Reply with one number only, the count of lines holding the string "xlabel".
begin ENTRIES PROVIDED
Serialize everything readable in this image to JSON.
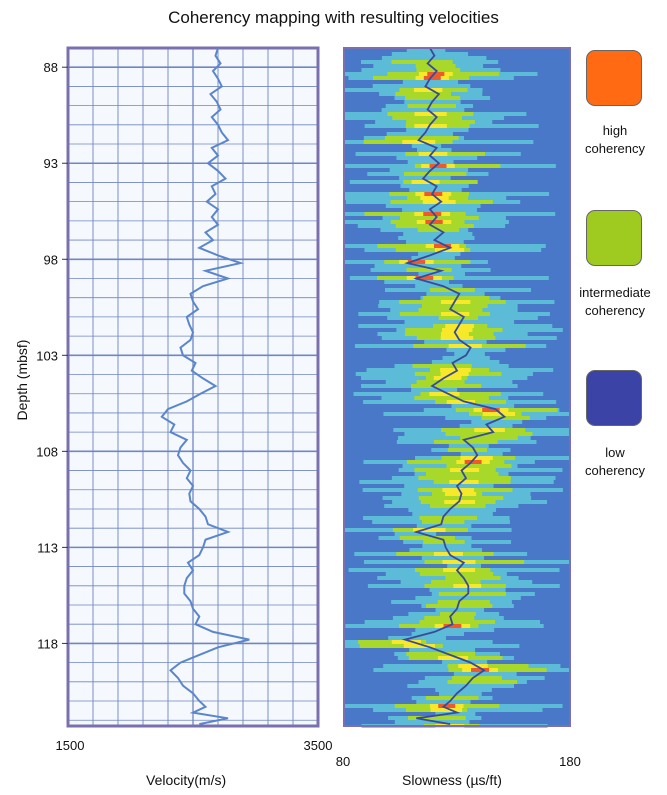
{
  "title": "Coherency mapping with resulting velocities",
  "legend": [
    {
      "label_line1": "high",
      "label_line2": "coherency",
      "color": "#ff6a12"
    },
    {
      "label_line1": "intermediate",
      "label_line2": "coherency",
      "color": "#9fcb20"
    },
    {
      "label_line1": "low",
      "label_line2": "coherency",
      "color": "#3b43a6"
    }
  ],
  "chart_data": [
    {
      "type": "line",
      "xlabel": "Velocity(m/s)",
      "ylabel": "Depth (mbsf)",
      "xlim": [
        1500,
        3500
      ],
      "xticks": [
        "1500",
        "3500"
      ],
      "ylim": [
        87.0,
        122.3
      ],
      "yticks": [
        "88",
        "93",
        "98",
        "103",
        "108",
        "113",
        "118"
      ],
      "grid": true,
      "line_color": "#5b86cc",
      "series": [
        {
          "x": [
            2700,
            2680,
            2720,
            2660,
            2700,
            2730,
            2640,
            2690,
            2720,
            2650,
            2700,
            2730,
            2780,
            2650,
            2700,
            2620,
            2700,
            2760,
            2650,
            2680,
            2610,
            2700,
            2650,
            2700,
            2600,
            2660,
            2550,
            2700,
            2880,
            2600,
            2780,
            2580,
            2480,
            2500,
            2540,
            2450,
            2470,
            2500,
            2480,
            2400,
            2420,
            2520,
            2490,
            2580,
            2680,
            2560,
            2450,
            2300,
            2250,
            2350,
            2320,
            2450,
            2400,
            2380,
            2420,
            2480,
            2450,
            2500,
            2470,
            2480,
            2550,
            2600,
            2620,
            2780,
            2600,
            2580,
            2550,
            2460,
            2500,
            2450,
            2430,
            2430,
            2480,
            2500,
            2550,
            2520,
            2660,
            2950,
            2700,
            2550,
            2400,
            2320,
            2380,
            2420,
            2500,
            2550,
            2600,
            2500,
            2780,
            2550
          ],
          "y": [
            87.0,
            87.4,
            87.8,
            88.2,
            88.6,
            89.0,
            89.4,
            89.8,
            90.2,
            90.6,
            91.0,
            91.4,
            91.8,
            92.2,
            92.6,
            93.0,
            93.4,
            93.8,
            94.2,
            94.6,
            95.0,
            95.4,
            95.8,
            96.2,
            96.6,
            97.0,
            97.4,
            97.8,
            98.2,
            98.6,
            99.0,
            99.4,
            99.8,
            100.2,
            100.6,
            101.0,
            101.4,
            101.8,
            102.2,
            102.6,
            103.0,
            103.4,
            103.8,
            104.2,
            104.6,
            105.0,
            105.4,
            105.8,
            106.2,
            106.6,
            107.0,
            107.4,
            107.8,
            108.2,
            108.6,
            109.0,
            109.4,
            109.8,
            110.2,
            110.6,
            111.0,
            111.4,
            111.8,
            112.2,
            112.6,
            113.0,
            113.4,
            113.8,
            114.2,
            114.6,
            115.0,
            115.4,
            115.8,
            116.2,
            116.6,
            117.0,
            117.4,
            117.8,
            118.2,
            118.6,
            119.0,
            119.4,
            119.8,
            120.2,
            120.6,
            121.0,
            121.3,
            121.6,
            121.9,
            122.2
          ]
        }
      ]
    },
    {
      "type": "heatmap",
      "xlabel": "Slowness (µs/ft)",
      "xlim": [
        80,
        180
      ],
      "xticks": [
        "80",
        "180"
      ],
      "ylim": [
        87.0,
        122.3
      ],
      "line_color": "#3a4a9a",
      "colors": [
        "#4a78c8",
        "#5fc7d9",
        "#a8d92a",
        "#f7e829",
        "#f05a2a"
      ],
      "series": [
        {
          "x": [
            118,
            120,
            117,
            121,
            118,
            116,
            122,
            119,
            117,
            121,
            118,
            116,
            113,
            121,
            118,
            122,
            118,
            115,
            121,
            119,
            123,
            118,
            121,
            118,
            124,
            120,
            127,
            118,
            108,
            123,
            112,
            124,
            131,
            129,
            127,
            133,
            131,
            129,
            131,
            136,
            134,
            128,
            130,
            124,
            119,
            126,
            133,
            147,
            151,
            143,
            146,
            133,
            137,
            139,
            136,
            132,
            134,
            130,
            132,
            131,
            127,
            124,
            123,
            112,
            124,
            125,
            127,
            133,
            130,
            133,
            135,
            135,
            131,
            130,
            127,
            128,
            120,
            107,
            118,
            127,
            136,
            142,
            137,
            134,
            130,
            127,
            124,
            130,
            112,
            127
          ],
          "y": [
            87.0,
            87.4,
            87.8,
            88.2,
            88.6,
            89.0,
            89.4,
            89.8,
            90.2,
            90.6,
            91.0,
            91.4,
            91.8,
            92.2,
            92.6,
            93.0,
            93.4,
            93.8,
            94.2,
            94.6,
            95.0,
            95.4,
            95.8,
            96.2,
            96.6,
            97.0,
            97.4,
            97.8,
            98.2,
            98.6,
            99.0,
            99.4,
            99.8,
            100.2,
            100.6,
            101.0,
            101.4,
            101.8,
            102.2,
            102.6,
            103.0,
            103.4,
            103.8,
            104.2,
            104.6,
            105.0,
            105.4,
            105.8,
            106.2,
            106.6,
            107.0,
            107.4,
            107.8,
            108.2,
            108.6,
            109.0,
            109.4,
            109.8,
            110.2,
            110.6,
            111.0,
            111.4,
            111.8,
            112.2,
            112.6,
            113.0,
            113.4,
            113.8,
            114.2,
            114.6,
            115.0,
            115.4,
            115.8,
            116.2,
            116.6,
            117.0,
            117.4,
            117.8,
            118.2,
            118.6,
            119.0,
            119.4,
            119.8,
            120.2,
            120.6,
            121.0,
            121.3,
            121.6,
            121.9,
            122.2
          ]
        }
      ]
    }
  ]
}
end ENTRIES PROVIDED
### SOLUTION BELOW
2